#### EXERCISE
From the entries below, pull out each line where "treatment" appears.

Transcribed document page entries:
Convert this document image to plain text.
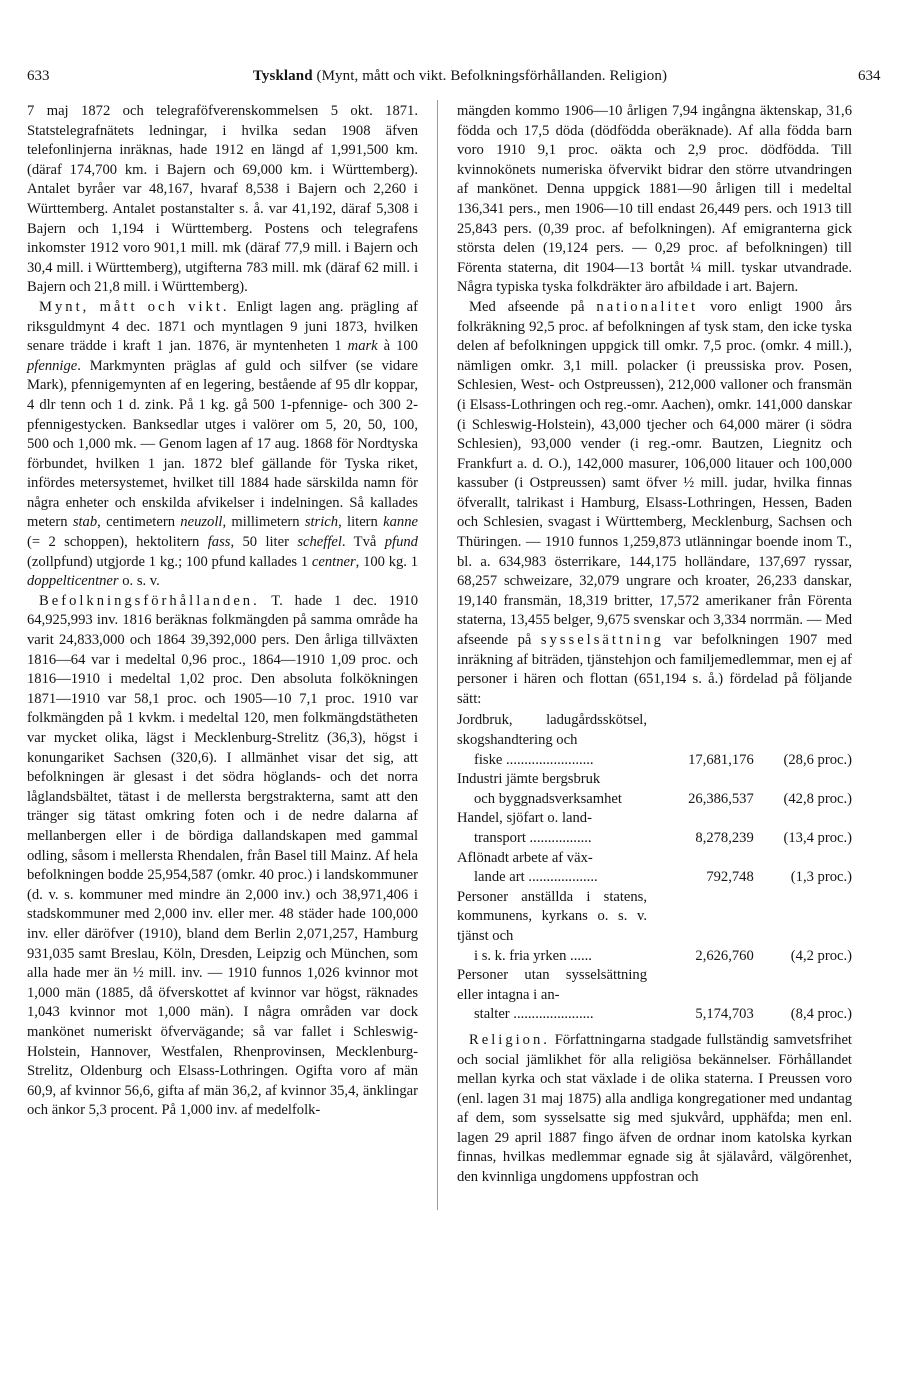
633	Tyskland (Mynt, mått och vikt. Befolkningsförhållanden. Religion)	634

7 maj 1872 och telegraföfverenskommelsen 5 okt. 1871. Statstelegrafnätets ledningar, i hvilka sedan 1908 äfven telefonlinjerna inräknas, hade 1912 en längd af 1,991,500 km. (däraf 174,700 km. i Bajern och 69,000 km. i Württemberg). Antalet byråer var 48,167, hvaraf 8,538 i Bajern och 2,260 i Württemberg. Antalet postanstalter s. å. var 41,192, däraf 5,308 i Bajern och 1,194 i Württemberg. Postens och telegrafens inkomster 1912 voro 901,1 mill. mk (däraf 77,9 mill. i Bajern och 30,4 mill. i Württemberg), utgifterna 783 mill. mk (däraf 62 mill. i Bajern och 21,8 mill. i Württemberg).

Mynt, mått och vikt. Enligt lagen ang. prägling af riksguldmynt 4 dec. 1871 och myntlagen 9 juni 1873, hvilken senare trädde i kraft 1 jan. 1876, är myntenheten 1 mark à 100 pfennige. Markmynten präglas af guld och silfver (se vidare Mark), pfennigemynten af en legering, bestående af 95 dlr koppar, 4 dlr tenn och 1 d. zink. På 1 kg. gå 500 1-pfennige- och 300 2-pfennigestycken. Banksedlar utges i valörer om 5, 20, 50, 100, 500 och 1,000 mk. — Genom lagen af 17 aug. 1868 för Nordtyska förbundet, hvilken 1 jan. 1872 blef gällande för Tyska riket, infördes metersystemet, hvilket till 1884 hade särskilda namn för några enheter och enskilda afvikelser i indelningen. Så kallades metern stab, centimetern neuzoll, millimetern strich, litern kanne (= 2 schoppen), hektolitern fass, 50 liter scheffel. Två pfund (zollpfund) utgjorde 1 kg.; 100 pfund kallades 1 centner, 100 kg. 1 doppelticentner o. s. v.

Befolkningsförhållanden. T. hade 1 dec. 1910 64,925,993 inv. 1816 beräknas folkmängden på samma område ha varit 24,833,000 och 1864 39,392,000 pers. Den årliga tillväxten 1816—64 var i medeltal 0,96 proc., 1864—1910 1,09 proc. och 1816—1910 i medeltal 1,02 proc. Den absoluta folkökningen 1871—1910 var 58,1 proc. och 1905—10 7,1 proc. 1910 var folkmängden på 1 kvkm. i medeltal 120, men folkmängdstätheten var mycket olika, lägst i Mecklenburg-Strelitz (36,3), högst i konungariket Sachsen (320,6). I allmänhet visar det sig, att befolkningen är glesast i det södra höglands- och det norra låglandsbältet, tätast i de mellersta bergstrakterna, samt att den tränger sig tätast omkring foten och i de nedre dalarna af mellanbergen eller i de bördiga dallandskapen med gammal odling, såsom i mellersta Rhendalen, från Basel till Mainz. Af hela befolkningen bodde 25,954,587 (omkr. 40 proc.) i landskommuner (d. v. s. kommuner med mindre än 2,000 inv.) och 38,971,406 i stadskommuner med 2,000 inv. eller mer. 48 städer hade 100,000 inv. eller däröfver (1910), bland dem Berlin 2,071,257, Hamburg 931,035 samt Breslau, Köln, Dresden, Leipzig och München, som alla hade mer än ½ mill. inv. — 1910 funnos 1,026 kvinnor mot 1,000 män (1885, då öfverskottet af kvinnor var högst, räknades 1,043 kvinnor mot 1,000 män). I några områden var dock mankönet numeriskt öfvervägande; så var fallet i Schleswig-Holstein, Hannover, Westfalen, Rhenprovinsen, Mecklenburg-Strelitz, Oldenburg och Elsass-Lothringen. Ogifta voro af män 60,9, af kvinnor 56,6, gifta af män 36,2, af kvinnor 35,4, änklingar och änkor 5,3 procent. På 1,000 inv. af medelfolk-

mängden kommo 1906—10 årligen 7,94 ingångna äktenskap, 31,6 födda och 17,5 döda (dödfödda oberäknade). Af alla födda barn voro 1910 9,1 proc. oäkta och 2,9 proc. dödfödda. Till kvinnokönets numeriska öfvervikt bidrar den större utvandringen af mankönet. Denna uppgick 1881—90 årligen till i medeltal 136,341 pers., men 1906—10 till endast 26,449 pers. och 1913 till 25,843 pers. (0,39 proc. af befolkningen). Af emigranterna gick största delen (19,124 pers. — 0,29 proc. af befolkningen) till Förenta staterna, dit 1904—13 bortåt ¼ mill. tyskar utvandrade. Några typiska tyska folkdräkter äro afbildade i art. Bajern.

Med afseende på nationalitet voro enligt 1900 års folkräkning 92,5 proc. af befolkningen af tysk stam, den icke tyska delen af befolkningen uppgick till omkr. 7,5 proc. (omkr. 4 mill.), nämligen omkr. 3,1 mill. polacker (i preussiska prov. Posen, Schlesien, West- och Ostpreussen), 212,000 valloner och fransmän (i Elsass-Lothringen och reg.-omr. Aachen), omkr. 141,000 danskar (i Schleswig-Holstein), 43,000 tjecher och 64,000 märer (i södra Schlesien), 93,000 vender (i reg.-omr. Bautzen, Liegnitz och Frankfurt a. d. O.), 142,000 masurer, 106,000 litauer och 100,000 kassuber (i Ostpreussen) samt öfver ½ mill. judar, hvilka finnas öfverallt, talrikast i Hamburg, Elsass-Lothringen, Hessen, Baden och Schlesien, svagast i Württemberg, Mecklenburg, Sachsen och Thüringen. — 1910 funnos 1,259,873 utlänningar boende inom T., bl. a. 634,983 österrikare, 144,175 holländare, 137,697 ryssar, 68,257 schweizare, 32,079 ungrare och kroater, 26,233 danskar, 19,140 fransmän, 18,319 britter, 17,572 amerikaner från Förenta staterna, 13,455 belger, 9,675 svenskar och 3,334 norrmän. — Med afseende på sysselsättning var befolkningen 1907 med inräkning af biträden, tjänstehjon och familjemedlemmar, men ej af personer i hären och flottan (651,194 s. å.) fördelad på följande sätt:

Jordbruk, ladugårdsskötsel, skogshandtering och
fiske ........................	17,681,176	(28,6 proc.)

Industri jämte bergsbruk
och byggnadsverksamhet	26,386,537	(42,8 proc.)

Handel, sjöfart o. land-
transport .................	8,278,239	(13,4 proc.)

Aflönadt arbete af väx-
lande art ...................	792,748	(1,3 proc.)

Personer anställda i statens, kommunens, kyrkans o. s. v. tjänst och
i s. k. fria yrken ......	2,626,760	(4,2 proc.)

Personer utan sysselsättning eller intagna i an-
stalter ......................	5,174,703	(8,4 proc.)

Religion. Författningarna stadgade fullständig samvetsfrihet och social jämlikhet för alla religiösa bekännelser. Förhållandet mellan kyrka och stat växlade i de olika staterna. I Preussen voro (enl. lagen 31 maj 1875) alla andliga kongregationer med undantag af dem, som sysselsatte sig med sjukvård, upphäfda; men enl. lagen 29 april 1887 fingo äfven de ordnar inom katolska kyrkan finnas, hvilkas medlemmar egnade sig åt själavård, välgörenhet, den kvinnliga ungdomens uppfostran och
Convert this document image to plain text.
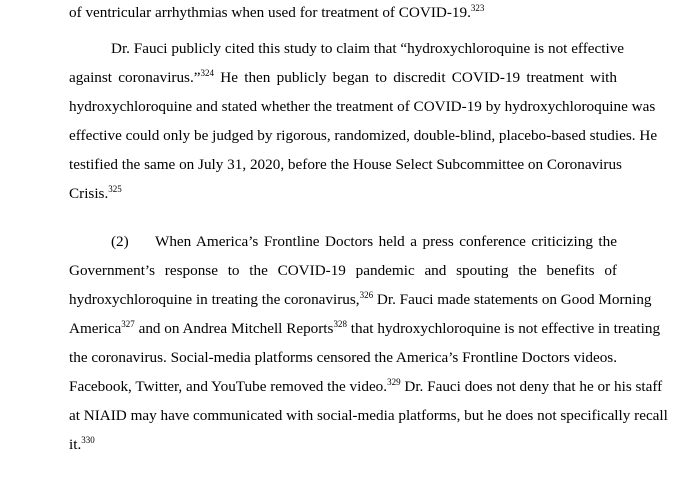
of ventricular arrhythmias when used for treatment of COVID-19.$^{323}$
Dr. Fauci publicly cited this study to claim that “hydroxychloroquine is not effective
against coronavirus.”$^{324}$ He then publicly began to discredit COVID-19 treatment with
hydroxychloroquine and stated whether the treatment of COVID-19 by hydroxychloroquine was
effective could only be judged by rigorous, randomized, double-blind, placebo-based studies. He
testified the same on July 31, 2020, before the House Select Subcommittee on Coronavirus
Crisis.$^{325}$
(2) When America’s Frontline Doctors held a press conference criticizing the
Government’s response to the COVID-19 pandemic and spouting the benefits of
hydroxychloroquine in treating the coronavirus,$^{326}$ Dr. Fauci made statements on Good Morning
America$^{327}$ and on Andrea Mitchell Reports$^{328}$ that hydroxychloroquine is not effective in treating
the coronavirus. Social-media platforms censored the America’s Frontline Doctors videos.
Facebook, Twitter, and YouTube removed the video.$^{329}$ Dr. Fauci does not deny that he or his staff
at NIAID may have communicated with social-media platforms, but he does not specifically recall
it.$^{330}$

#### EXPECTED ANSWER
of ventricular arrhythmias when used for treatment of COVID-19.$^{323}$
against coronavirus.”$^{324}$ He then publicly began to discredit COVID-19 treatment with
hydroxychloroquine and stated whether the treatment of COVID-19 by hydroxychloroquine was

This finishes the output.